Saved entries
---+---

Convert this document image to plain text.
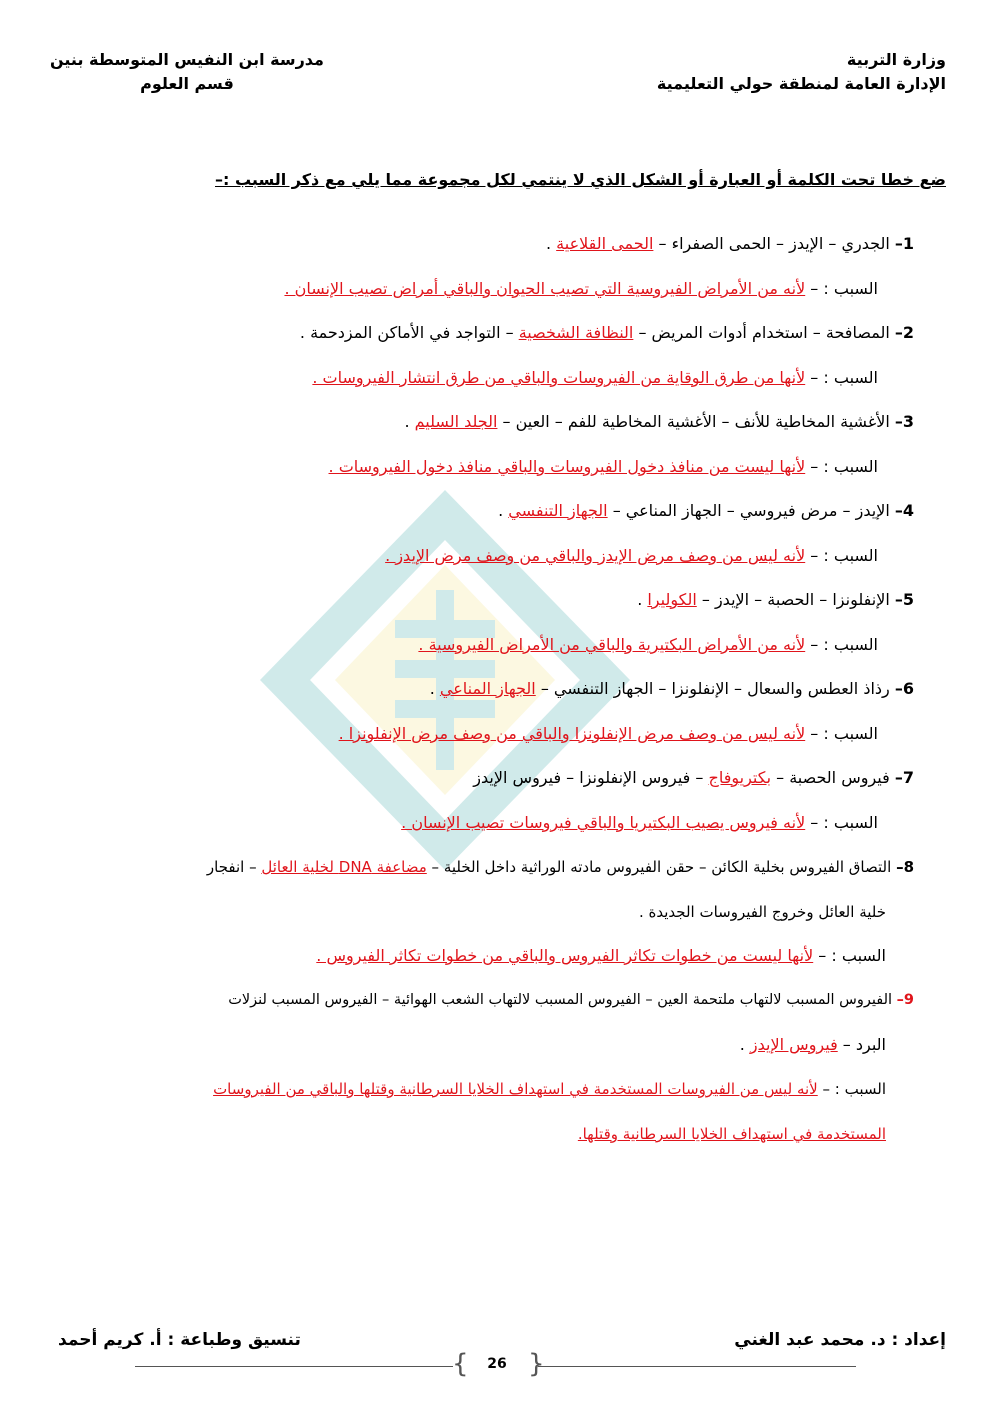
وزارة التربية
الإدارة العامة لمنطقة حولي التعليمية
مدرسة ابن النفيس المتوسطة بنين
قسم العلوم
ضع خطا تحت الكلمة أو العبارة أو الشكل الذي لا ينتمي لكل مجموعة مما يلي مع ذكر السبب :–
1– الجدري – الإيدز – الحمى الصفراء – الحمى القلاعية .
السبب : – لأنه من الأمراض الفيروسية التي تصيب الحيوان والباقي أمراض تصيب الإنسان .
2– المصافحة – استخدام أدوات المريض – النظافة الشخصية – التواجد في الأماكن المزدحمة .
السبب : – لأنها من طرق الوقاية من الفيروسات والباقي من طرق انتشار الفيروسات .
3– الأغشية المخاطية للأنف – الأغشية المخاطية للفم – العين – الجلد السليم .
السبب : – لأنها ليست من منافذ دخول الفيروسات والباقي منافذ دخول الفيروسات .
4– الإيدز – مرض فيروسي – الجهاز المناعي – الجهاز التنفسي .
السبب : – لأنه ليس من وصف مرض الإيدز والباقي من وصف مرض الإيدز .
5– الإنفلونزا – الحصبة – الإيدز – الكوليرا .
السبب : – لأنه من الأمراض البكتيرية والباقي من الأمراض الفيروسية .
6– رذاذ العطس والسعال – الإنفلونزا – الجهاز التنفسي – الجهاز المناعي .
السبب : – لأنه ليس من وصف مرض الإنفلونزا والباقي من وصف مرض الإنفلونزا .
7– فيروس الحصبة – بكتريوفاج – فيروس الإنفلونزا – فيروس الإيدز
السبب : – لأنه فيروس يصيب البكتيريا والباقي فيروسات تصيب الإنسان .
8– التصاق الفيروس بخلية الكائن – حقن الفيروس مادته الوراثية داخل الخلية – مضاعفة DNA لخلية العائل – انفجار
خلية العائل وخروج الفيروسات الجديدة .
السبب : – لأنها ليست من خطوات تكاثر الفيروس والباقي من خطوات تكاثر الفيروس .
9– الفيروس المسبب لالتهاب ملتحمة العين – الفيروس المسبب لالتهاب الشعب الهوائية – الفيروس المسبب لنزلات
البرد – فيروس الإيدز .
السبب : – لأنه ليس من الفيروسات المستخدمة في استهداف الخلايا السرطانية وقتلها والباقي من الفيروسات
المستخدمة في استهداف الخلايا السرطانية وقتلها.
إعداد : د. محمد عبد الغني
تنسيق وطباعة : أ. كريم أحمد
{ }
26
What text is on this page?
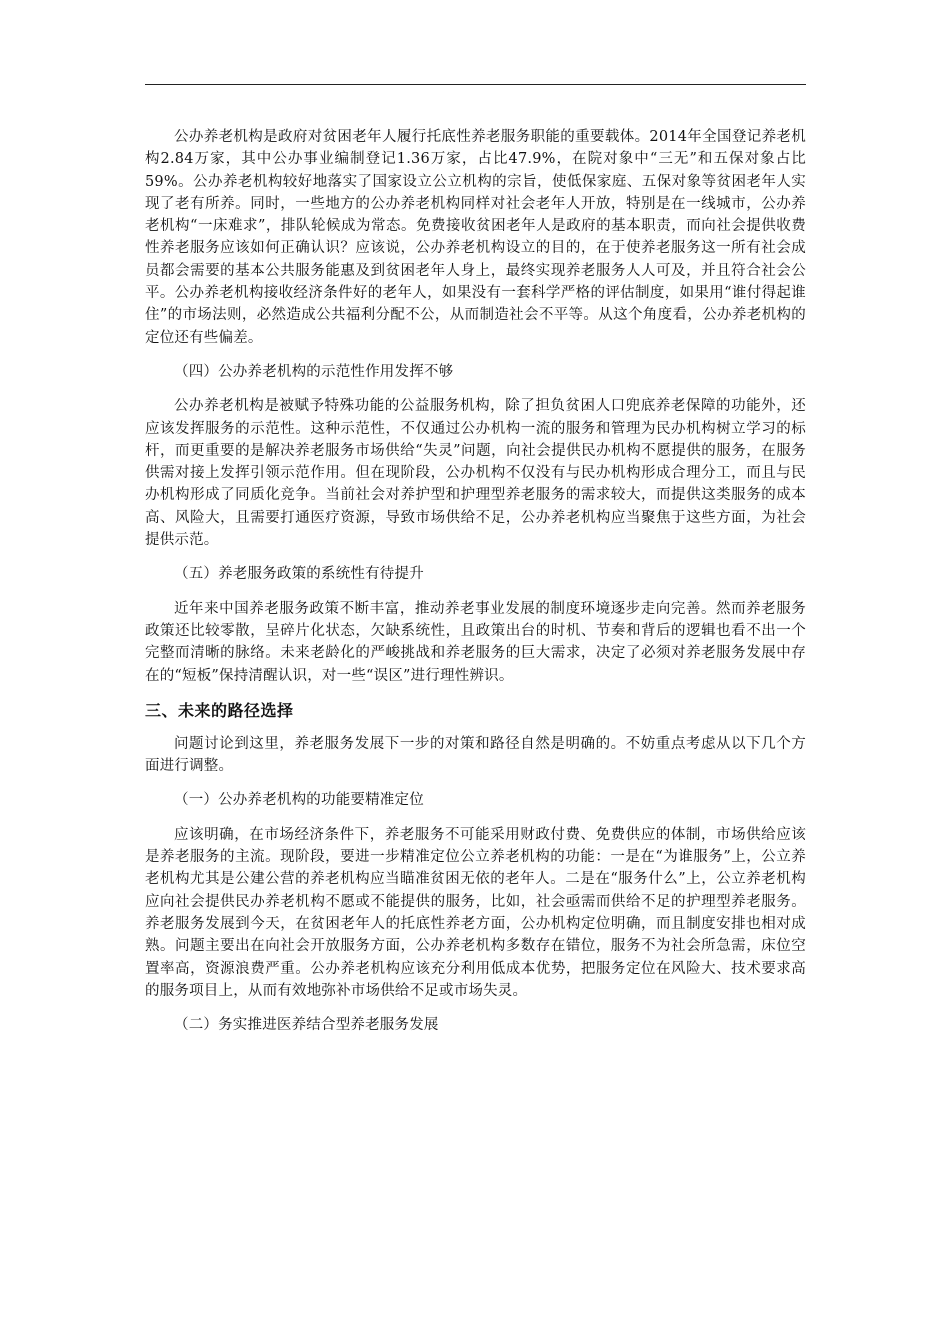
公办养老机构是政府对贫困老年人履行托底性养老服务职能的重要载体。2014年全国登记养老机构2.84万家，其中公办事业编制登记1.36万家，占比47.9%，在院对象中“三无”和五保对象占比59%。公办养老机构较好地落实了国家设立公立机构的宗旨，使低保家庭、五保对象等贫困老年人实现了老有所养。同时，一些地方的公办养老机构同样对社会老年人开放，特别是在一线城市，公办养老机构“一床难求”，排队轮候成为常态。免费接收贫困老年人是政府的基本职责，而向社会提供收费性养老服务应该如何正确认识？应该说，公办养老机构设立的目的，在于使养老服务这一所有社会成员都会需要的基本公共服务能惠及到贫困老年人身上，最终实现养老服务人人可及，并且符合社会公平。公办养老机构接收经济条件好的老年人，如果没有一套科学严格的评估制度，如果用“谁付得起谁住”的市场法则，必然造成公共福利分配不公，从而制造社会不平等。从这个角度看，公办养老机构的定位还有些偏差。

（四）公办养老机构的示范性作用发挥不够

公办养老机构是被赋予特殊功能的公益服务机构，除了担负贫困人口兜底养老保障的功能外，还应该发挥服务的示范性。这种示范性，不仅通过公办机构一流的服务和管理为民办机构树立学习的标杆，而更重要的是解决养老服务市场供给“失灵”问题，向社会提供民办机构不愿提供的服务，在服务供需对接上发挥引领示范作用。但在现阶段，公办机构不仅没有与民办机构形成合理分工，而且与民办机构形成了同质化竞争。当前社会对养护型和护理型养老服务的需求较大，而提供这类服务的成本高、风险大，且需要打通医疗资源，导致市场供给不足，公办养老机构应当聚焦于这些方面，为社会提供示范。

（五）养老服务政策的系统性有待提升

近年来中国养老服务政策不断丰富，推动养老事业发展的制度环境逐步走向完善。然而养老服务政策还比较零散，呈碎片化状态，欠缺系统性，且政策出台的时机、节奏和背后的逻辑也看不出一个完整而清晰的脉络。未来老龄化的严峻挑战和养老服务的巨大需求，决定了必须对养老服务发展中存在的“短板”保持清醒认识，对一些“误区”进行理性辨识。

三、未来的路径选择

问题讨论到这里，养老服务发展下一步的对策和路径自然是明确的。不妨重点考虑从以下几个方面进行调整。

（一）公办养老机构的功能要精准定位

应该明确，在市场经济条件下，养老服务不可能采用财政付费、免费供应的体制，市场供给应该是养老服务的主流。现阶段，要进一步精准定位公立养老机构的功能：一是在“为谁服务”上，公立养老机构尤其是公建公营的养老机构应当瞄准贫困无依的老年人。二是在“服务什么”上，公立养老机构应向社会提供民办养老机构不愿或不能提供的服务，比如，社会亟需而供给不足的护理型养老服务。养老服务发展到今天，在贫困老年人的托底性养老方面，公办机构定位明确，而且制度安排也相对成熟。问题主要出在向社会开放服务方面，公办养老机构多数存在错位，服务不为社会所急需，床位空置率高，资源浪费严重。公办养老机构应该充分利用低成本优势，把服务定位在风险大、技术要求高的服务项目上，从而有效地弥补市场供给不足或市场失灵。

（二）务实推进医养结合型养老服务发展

---+---

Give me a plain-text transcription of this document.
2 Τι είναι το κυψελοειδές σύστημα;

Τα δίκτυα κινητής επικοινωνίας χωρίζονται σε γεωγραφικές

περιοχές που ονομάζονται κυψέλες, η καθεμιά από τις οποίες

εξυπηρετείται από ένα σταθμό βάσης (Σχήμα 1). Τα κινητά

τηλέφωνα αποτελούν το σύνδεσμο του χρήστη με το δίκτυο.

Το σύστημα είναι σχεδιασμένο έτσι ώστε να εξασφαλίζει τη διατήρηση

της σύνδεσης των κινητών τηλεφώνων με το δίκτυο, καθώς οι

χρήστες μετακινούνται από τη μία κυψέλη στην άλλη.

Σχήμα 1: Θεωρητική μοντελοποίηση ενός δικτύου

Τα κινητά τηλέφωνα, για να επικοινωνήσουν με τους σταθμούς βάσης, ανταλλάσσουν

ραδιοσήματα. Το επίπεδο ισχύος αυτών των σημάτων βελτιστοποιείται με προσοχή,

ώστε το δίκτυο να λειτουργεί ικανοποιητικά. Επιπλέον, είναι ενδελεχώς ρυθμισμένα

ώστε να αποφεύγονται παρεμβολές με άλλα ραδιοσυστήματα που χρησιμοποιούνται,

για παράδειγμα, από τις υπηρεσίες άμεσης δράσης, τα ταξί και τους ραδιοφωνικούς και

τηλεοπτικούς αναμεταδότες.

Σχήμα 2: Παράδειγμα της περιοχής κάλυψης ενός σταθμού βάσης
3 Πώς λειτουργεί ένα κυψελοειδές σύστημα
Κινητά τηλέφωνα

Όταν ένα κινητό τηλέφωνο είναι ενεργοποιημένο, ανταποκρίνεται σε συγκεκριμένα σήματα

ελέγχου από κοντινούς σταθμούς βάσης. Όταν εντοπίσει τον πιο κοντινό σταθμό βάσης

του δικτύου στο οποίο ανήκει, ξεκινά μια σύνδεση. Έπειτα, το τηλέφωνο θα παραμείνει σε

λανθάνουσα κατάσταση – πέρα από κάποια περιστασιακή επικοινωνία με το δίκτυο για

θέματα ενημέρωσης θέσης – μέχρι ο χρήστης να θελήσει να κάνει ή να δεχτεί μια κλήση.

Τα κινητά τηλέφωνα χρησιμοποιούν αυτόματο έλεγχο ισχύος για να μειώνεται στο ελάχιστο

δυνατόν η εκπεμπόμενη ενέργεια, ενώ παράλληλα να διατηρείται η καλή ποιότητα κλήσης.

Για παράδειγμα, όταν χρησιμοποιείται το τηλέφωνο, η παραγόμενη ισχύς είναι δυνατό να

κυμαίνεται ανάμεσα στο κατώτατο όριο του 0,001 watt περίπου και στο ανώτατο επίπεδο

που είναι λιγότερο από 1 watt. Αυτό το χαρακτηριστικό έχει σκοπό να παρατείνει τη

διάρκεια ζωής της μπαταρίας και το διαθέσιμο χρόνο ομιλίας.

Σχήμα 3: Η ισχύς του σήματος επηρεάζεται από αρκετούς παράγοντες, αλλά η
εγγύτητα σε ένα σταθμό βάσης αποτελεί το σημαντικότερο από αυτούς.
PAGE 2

---+---

WHAT THE TASK REQUIRES: Look through the listing above and count the lines where the string "τηλέφωνο" appears. Report the number only.

FINISHED TASK: 3